# TEXT:
________________________________________

Op-Ed: ‘You just have to get through it’: Letting go of enduring stereotypes about middle school

Young adolescents are capable of so much more than people think.

Nancy Deutsch

One afternoon during the heart of the COVID-19 pandemic, my daughter showed me a comic book she was writing titled Middle School Jitters. She was in 3rd grade but was a frequent consumer of books and television shows that featured young people navigating middle school. The illustration she had drawn for the cover was a scene from a middle school hallway. On one side was a large boy who had a smaller boy in a headlock and was yelling “nerd!” On the other side two students were kissing. Behind the students were rows and rows of identical lockers, making the scene look like it was taking place in an impenetrable fortress. In the foreground stood a girl, eyes wide, with a terrified look on her face. When I asked my daughter to tell me more about the picture, she said, “Mom, you’re remaking middle school. You should know how bad it is!’”

________________________________________

# EXERCISE BRIEF:
Continue the op-ed on middle school stereotypes from its last sentence, keeping the same voice.

# RECORD EXTRACTS:

________________________________________

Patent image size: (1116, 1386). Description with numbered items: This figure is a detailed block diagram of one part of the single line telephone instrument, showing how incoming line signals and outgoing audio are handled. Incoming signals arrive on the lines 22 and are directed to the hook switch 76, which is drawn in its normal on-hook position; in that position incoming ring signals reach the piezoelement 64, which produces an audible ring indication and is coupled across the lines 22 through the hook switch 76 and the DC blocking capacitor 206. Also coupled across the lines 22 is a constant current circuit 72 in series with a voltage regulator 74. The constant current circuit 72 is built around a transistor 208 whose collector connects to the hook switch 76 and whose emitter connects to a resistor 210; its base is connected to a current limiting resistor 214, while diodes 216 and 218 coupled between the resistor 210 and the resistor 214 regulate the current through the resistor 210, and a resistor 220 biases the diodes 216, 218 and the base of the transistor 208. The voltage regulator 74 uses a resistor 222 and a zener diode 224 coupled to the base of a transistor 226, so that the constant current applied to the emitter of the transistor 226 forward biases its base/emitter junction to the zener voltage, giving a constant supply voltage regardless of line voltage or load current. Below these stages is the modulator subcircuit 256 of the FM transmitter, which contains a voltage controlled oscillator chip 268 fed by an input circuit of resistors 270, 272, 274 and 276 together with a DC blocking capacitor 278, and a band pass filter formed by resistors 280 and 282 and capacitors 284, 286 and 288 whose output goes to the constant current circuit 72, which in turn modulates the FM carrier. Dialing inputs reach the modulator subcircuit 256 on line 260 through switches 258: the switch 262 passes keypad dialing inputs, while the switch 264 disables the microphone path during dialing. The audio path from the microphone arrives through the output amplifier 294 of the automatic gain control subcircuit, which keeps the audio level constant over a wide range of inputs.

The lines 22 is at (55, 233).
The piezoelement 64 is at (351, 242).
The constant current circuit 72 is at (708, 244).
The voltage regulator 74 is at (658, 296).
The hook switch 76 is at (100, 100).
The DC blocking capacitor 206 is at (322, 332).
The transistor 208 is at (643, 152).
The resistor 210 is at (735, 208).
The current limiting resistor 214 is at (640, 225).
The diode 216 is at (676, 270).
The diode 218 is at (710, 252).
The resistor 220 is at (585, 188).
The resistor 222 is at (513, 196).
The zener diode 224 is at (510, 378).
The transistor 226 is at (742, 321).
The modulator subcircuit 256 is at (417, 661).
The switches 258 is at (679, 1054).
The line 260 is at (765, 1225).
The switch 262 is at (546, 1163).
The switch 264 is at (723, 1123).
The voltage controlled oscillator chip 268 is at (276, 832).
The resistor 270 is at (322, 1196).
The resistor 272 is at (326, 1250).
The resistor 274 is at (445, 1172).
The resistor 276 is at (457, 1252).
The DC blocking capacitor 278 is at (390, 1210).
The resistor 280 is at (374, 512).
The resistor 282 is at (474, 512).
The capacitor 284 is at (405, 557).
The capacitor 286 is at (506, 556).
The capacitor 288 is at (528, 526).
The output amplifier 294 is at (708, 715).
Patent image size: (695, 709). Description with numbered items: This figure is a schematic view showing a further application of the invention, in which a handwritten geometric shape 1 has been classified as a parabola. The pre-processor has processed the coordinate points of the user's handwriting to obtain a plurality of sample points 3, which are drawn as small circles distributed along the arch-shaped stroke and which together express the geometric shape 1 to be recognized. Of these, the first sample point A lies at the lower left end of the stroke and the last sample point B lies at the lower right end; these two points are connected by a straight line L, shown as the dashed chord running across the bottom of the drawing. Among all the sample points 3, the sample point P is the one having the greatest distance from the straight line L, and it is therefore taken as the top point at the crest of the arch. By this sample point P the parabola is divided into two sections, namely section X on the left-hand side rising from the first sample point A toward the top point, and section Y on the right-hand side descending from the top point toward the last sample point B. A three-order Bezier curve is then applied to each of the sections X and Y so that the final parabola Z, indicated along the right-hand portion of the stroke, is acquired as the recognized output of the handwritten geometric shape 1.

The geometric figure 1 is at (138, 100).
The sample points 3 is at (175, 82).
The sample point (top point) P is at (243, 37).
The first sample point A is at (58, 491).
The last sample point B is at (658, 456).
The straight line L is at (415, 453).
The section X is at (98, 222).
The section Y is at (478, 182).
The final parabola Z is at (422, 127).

________________________________________

# ANSWER TO THIS PROBLEM:
My heart sank. Over the past few years, I have been deeply involved in an initiative at Youth-Nex at the University of Virginia to help reshape middle schools. We use the science of adolescent development to engage middle grades educators in rethinking their schools’ structures and practices so that they’ll better align with young adolescents’ needs. And yet here was my own daughter parroting back all the stereotypes about the middle school experience that we are seeking to challenge.

The enduring narrative about middle school is that these years are extremely difficult, and the best students can do is power through them, hoping for some relief in high school. That stereotype is incomplete, and perpetuating it can have significant negative effects, including creating unnecessary anxiety in younger children. Talk to anyone who works in middle schools or with young adolescents, and they will tell you that these young adolescent years are more than what these stereotypes would lead you to believe; in fact, they are a time of tremendous potential and opportunity.